**PASSAGE PROVIDED:**
════════
# Goby Cichlid with big belly



## Superfly724 (Sep 16, 2007)

I've got a Jeweled Goby Cichlid (Tanganicodus irsacae) that I've had for a few months now. Probably since around early January or so. He's had a big belly for a while. I thought maybe that was just the way they were, until I looked up pictures of other Tanganicodus irsacae and realized there was something wrong. His belly is big. I mean BIG. Balloon shaped, and kind of juts out of his body. I feed him mainly New Life Spectrum Cichlid Formula, with the occasional blanched veggies. There's plenty of algae in the tank, though I don't know if he eats any of that. I'm just worried that this could potentially kill my fish if his belly size doesn't shrink. 

Any suggestions?

Attached is a picture of his belly.

EDIT: He's still extremely active. He swims fine, though has trouble balancing on his mass of a belly. He eats regularly, and his behavior hasn't altered at all. I just worry for his health.


----------



## BV77 (Jan 22, 2005)

Are you sure it's a male? Could it possibly be an eggbound female?


----------



## toddnbecka (Jun 30, 2006)

Looks like an alien is about to burst out of his belly. Seriously though, it may be cancer, I can't think of anything else that would account for the fish looking like that but acting normally otherwise.


----------



## Superfly724 (Sep 16, 2007)

BV77 said:


> Are you sure it's a male? Could it possibly be an eggbound female?


I'm not totally sure it's a male, but I'm almost 100% certain that they're mouthbrooders and also that's the only fish of that species in the tank. 

I thought maybe it was Dropsy, but none of his scales are flared out, and he's still acting fine. He's breathing slightly heavier than normal, but other than that he's still his playful, active, goofy self. I'll start blanching peas and putting them in there to help with digestion just in case.


----------



## Hansolo (Sep 10, 2010)
════════
Page segmentation data
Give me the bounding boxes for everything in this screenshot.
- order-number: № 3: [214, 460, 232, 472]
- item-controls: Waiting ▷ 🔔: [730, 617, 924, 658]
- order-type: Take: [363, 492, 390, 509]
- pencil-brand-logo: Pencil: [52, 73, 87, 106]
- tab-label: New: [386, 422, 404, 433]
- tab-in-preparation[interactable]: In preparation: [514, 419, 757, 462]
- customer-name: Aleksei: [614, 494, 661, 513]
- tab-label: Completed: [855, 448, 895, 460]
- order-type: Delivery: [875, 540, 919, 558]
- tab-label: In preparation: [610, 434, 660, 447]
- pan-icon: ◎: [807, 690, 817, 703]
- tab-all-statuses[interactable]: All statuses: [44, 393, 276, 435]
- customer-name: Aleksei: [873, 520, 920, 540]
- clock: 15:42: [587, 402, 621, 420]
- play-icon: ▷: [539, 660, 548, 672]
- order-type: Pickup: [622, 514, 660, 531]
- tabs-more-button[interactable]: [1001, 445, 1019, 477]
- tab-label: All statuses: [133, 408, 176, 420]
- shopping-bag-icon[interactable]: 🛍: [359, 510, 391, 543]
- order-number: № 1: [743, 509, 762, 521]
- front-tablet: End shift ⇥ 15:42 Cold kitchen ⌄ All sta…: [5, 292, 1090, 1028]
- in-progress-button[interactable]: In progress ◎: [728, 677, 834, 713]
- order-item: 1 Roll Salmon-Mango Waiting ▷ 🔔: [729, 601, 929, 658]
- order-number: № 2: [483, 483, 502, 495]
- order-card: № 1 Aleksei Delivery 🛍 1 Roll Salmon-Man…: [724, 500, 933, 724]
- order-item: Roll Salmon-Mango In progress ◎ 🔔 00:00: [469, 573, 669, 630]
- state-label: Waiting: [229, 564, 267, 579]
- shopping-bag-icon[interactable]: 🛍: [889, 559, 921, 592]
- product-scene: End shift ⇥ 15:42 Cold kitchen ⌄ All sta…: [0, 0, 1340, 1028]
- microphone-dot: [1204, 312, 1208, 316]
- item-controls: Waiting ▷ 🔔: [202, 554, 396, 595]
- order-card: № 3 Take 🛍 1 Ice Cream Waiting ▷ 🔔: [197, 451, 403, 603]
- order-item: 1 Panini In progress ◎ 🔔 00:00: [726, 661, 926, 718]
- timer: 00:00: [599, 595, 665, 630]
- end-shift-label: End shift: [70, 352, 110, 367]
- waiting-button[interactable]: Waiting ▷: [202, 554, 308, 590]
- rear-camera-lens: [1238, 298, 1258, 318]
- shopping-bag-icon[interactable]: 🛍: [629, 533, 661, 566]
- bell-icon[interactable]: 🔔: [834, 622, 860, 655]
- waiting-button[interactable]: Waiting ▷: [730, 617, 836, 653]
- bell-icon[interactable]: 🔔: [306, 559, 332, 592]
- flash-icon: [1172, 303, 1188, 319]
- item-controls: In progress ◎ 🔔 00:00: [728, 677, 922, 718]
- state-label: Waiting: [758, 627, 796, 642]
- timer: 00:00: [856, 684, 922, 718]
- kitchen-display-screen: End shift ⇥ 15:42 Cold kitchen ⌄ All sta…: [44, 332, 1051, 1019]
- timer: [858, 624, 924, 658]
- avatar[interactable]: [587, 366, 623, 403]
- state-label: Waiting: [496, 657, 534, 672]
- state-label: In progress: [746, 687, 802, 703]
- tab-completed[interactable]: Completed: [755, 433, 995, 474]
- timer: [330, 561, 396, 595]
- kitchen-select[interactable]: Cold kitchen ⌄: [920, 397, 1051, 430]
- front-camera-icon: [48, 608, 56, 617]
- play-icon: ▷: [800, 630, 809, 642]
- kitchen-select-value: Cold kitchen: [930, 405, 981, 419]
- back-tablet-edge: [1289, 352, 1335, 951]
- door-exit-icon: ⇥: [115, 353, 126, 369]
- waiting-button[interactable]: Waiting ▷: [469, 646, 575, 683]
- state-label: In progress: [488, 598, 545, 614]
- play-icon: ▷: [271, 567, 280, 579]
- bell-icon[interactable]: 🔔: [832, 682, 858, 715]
════════
**WHAT YOU HAVE TO DO:**
Answer these questions about the goby cichlid forum thread.
(a) What does Superfly724 mainly feed the fish?
(b) What does toddnbecka say the condition may be?
(c) What two observations lead Superfly724 to doubt that it is Dropsy?

**EXPECTED ANSWER:**
(a) New Life Spectrum Cichlid Formula, with occasional blanched veggies.
(b) Cancer.
(c) None of the fish's scales are flared out, and it is still acting fine.